● **Exercise input**:
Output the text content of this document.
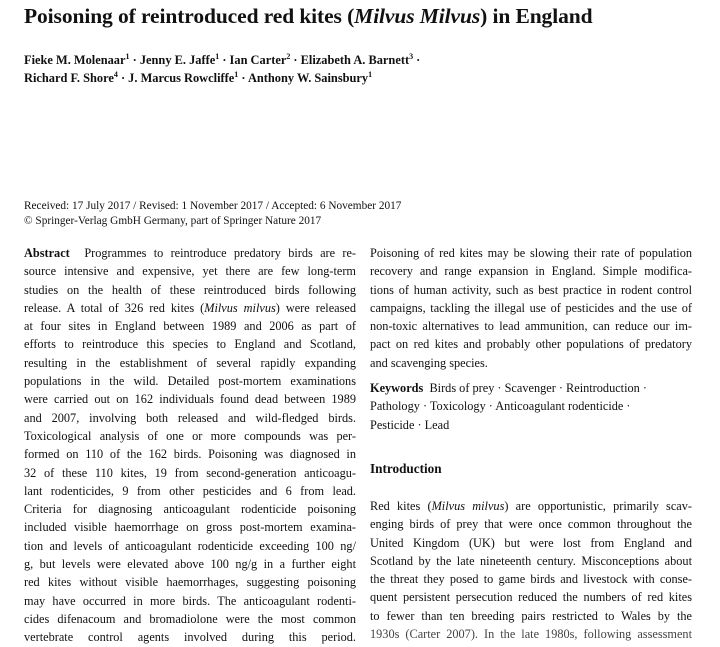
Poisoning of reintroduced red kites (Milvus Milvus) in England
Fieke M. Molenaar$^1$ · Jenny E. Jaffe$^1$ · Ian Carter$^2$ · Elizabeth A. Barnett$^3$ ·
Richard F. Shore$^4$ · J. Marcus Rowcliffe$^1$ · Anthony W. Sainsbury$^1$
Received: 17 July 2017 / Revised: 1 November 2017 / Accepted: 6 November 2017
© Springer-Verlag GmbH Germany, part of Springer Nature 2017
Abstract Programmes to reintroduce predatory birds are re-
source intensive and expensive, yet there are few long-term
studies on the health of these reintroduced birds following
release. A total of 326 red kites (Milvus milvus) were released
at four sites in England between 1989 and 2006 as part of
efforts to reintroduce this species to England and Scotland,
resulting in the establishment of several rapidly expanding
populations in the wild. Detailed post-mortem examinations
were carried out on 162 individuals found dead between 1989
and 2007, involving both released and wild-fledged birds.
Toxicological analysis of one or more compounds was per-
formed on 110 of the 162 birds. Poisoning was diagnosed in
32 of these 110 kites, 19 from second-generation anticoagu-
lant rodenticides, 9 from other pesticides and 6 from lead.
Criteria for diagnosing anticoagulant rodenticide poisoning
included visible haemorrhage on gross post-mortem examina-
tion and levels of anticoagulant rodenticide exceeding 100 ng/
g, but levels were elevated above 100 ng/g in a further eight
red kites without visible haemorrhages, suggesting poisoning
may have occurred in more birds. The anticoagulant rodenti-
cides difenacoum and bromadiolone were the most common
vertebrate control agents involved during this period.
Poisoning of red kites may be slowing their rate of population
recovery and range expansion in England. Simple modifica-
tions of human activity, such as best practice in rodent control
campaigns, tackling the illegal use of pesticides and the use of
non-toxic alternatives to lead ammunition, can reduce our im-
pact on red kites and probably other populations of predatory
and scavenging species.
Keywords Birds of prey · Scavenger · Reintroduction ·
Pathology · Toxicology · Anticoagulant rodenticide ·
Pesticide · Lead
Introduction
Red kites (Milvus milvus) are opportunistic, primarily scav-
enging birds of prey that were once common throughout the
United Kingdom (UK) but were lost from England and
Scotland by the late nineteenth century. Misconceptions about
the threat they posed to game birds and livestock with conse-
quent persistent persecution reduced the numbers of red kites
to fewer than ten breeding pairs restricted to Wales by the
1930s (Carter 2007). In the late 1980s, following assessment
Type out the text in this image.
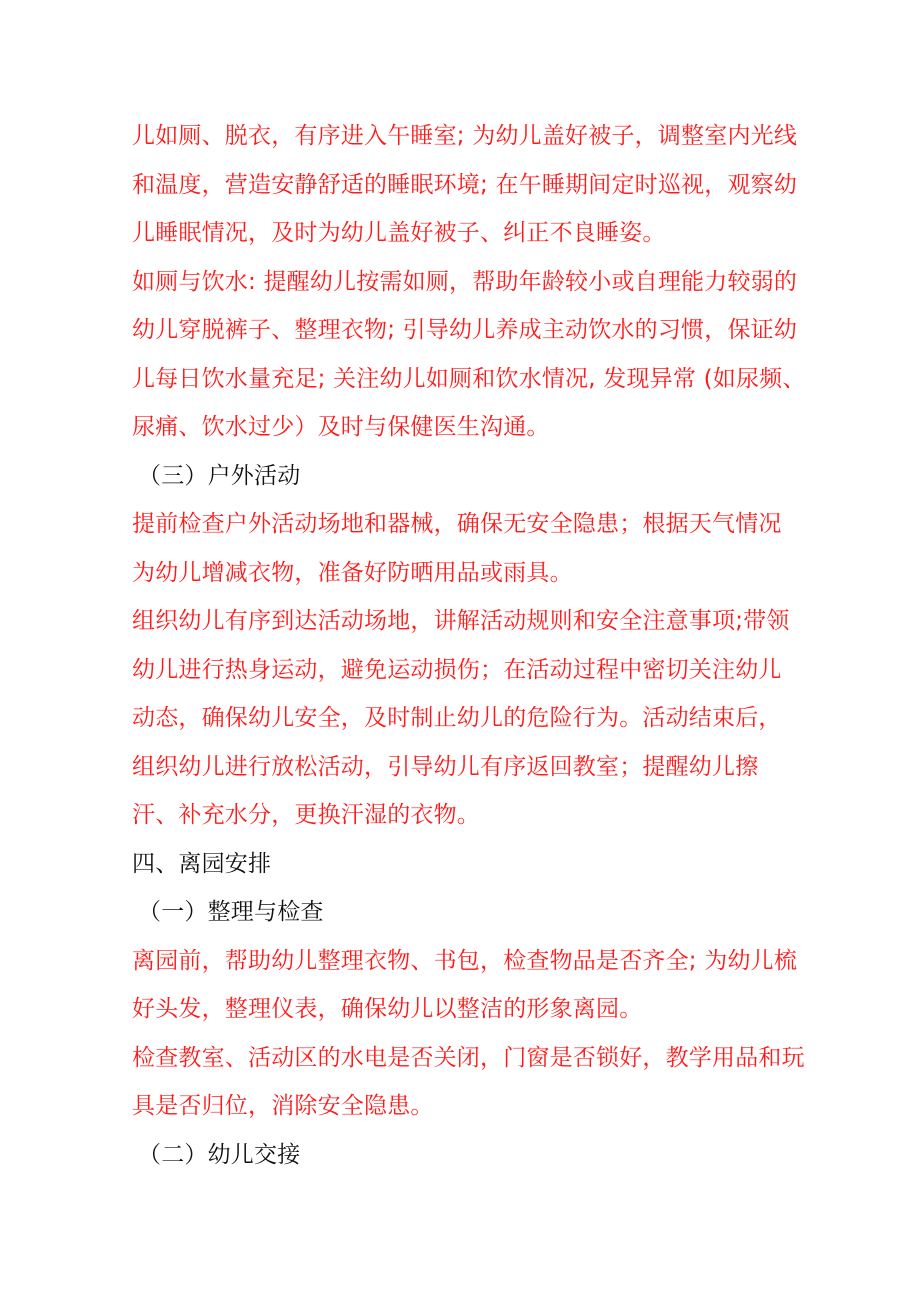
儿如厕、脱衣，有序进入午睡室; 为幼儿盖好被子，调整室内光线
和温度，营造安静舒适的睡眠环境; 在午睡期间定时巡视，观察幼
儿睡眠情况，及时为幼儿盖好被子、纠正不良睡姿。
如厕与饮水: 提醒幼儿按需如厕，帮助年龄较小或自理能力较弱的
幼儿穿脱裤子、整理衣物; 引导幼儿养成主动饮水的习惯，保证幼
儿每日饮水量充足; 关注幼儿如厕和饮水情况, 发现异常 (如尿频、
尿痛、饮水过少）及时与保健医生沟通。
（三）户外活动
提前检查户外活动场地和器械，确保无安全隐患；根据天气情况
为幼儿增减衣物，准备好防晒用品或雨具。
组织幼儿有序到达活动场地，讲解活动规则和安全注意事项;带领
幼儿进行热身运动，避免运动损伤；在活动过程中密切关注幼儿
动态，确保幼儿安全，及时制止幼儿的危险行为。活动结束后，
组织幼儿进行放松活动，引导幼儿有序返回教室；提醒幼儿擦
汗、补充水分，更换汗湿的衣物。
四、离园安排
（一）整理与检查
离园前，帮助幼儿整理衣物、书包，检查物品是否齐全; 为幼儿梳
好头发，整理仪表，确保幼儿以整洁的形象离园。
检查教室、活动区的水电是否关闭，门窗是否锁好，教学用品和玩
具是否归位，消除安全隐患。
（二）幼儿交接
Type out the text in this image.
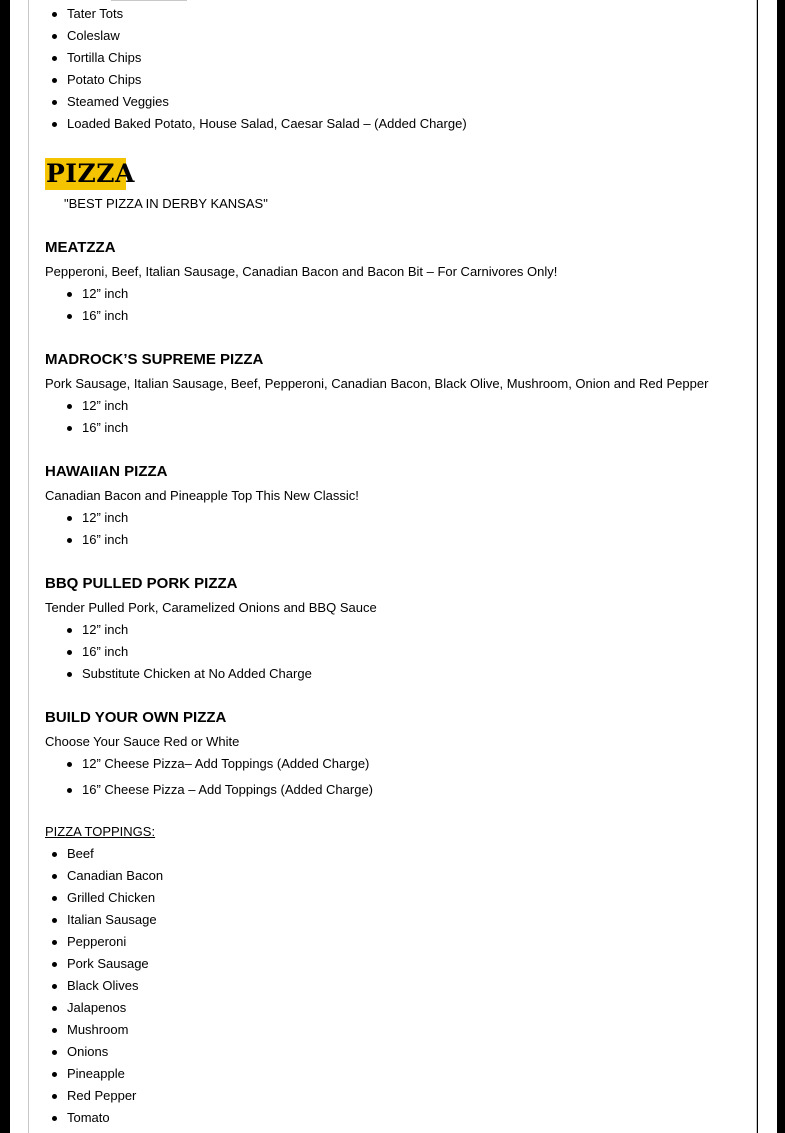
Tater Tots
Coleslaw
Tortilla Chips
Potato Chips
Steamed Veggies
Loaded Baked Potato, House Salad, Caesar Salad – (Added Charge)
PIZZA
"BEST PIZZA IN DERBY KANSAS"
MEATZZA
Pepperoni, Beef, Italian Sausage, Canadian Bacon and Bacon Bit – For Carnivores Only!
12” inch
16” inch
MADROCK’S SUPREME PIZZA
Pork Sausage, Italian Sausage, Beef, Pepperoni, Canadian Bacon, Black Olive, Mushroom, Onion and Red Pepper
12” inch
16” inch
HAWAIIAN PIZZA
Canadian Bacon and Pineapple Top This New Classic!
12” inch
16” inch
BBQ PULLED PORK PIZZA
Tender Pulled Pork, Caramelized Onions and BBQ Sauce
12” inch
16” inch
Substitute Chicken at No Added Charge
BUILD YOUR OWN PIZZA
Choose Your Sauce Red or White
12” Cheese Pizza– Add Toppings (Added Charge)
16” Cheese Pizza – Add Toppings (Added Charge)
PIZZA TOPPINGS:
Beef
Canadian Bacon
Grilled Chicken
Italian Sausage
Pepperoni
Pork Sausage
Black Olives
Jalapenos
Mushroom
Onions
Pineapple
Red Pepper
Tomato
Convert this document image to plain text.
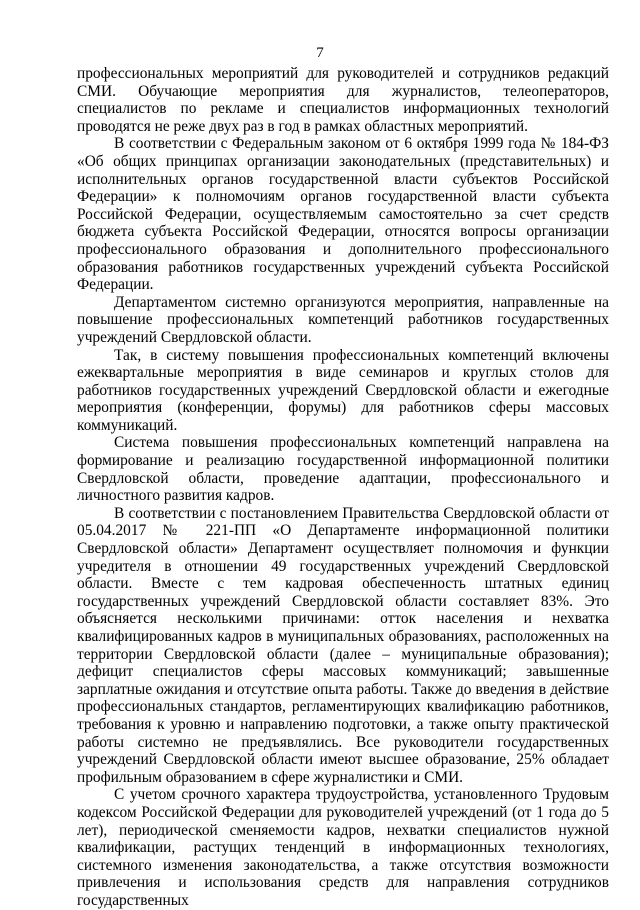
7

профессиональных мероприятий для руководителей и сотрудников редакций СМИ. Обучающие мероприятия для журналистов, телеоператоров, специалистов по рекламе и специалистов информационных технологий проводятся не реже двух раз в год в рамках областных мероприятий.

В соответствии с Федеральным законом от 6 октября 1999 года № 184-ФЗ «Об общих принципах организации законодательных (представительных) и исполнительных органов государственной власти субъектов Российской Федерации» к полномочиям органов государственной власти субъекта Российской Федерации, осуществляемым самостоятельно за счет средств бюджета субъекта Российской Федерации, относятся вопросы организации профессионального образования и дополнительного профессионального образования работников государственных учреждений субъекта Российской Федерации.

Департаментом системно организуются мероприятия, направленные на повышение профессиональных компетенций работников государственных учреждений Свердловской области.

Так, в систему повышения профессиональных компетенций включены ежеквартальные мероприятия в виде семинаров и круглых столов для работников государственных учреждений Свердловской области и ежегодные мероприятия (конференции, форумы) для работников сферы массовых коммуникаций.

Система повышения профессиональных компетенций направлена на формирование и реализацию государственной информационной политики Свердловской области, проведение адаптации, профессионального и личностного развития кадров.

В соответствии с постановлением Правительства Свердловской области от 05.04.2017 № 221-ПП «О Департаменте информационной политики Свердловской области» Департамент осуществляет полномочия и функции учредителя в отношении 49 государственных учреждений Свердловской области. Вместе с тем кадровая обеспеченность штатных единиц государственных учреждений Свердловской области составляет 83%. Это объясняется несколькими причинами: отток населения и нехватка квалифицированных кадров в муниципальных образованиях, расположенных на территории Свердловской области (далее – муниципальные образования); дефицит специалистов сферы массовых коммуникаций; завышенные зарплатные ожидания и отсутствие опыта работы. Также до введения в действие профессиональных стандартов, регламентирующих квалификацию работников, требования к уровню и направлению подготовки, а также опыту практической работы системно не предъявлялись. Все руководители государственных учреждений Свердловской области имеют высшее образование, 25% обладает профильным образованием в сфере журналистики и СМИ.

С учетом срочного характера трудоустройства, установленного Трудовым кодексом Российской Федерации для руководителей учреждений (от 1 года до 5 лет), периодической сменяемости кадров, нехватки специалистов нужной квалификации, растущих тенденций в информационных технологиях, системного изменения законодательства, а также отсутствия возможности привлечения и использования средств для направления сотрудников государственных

● **Written problem**:
Tally the lines in the listing that hold "document" and report the number alone.

● **Solution below**:
2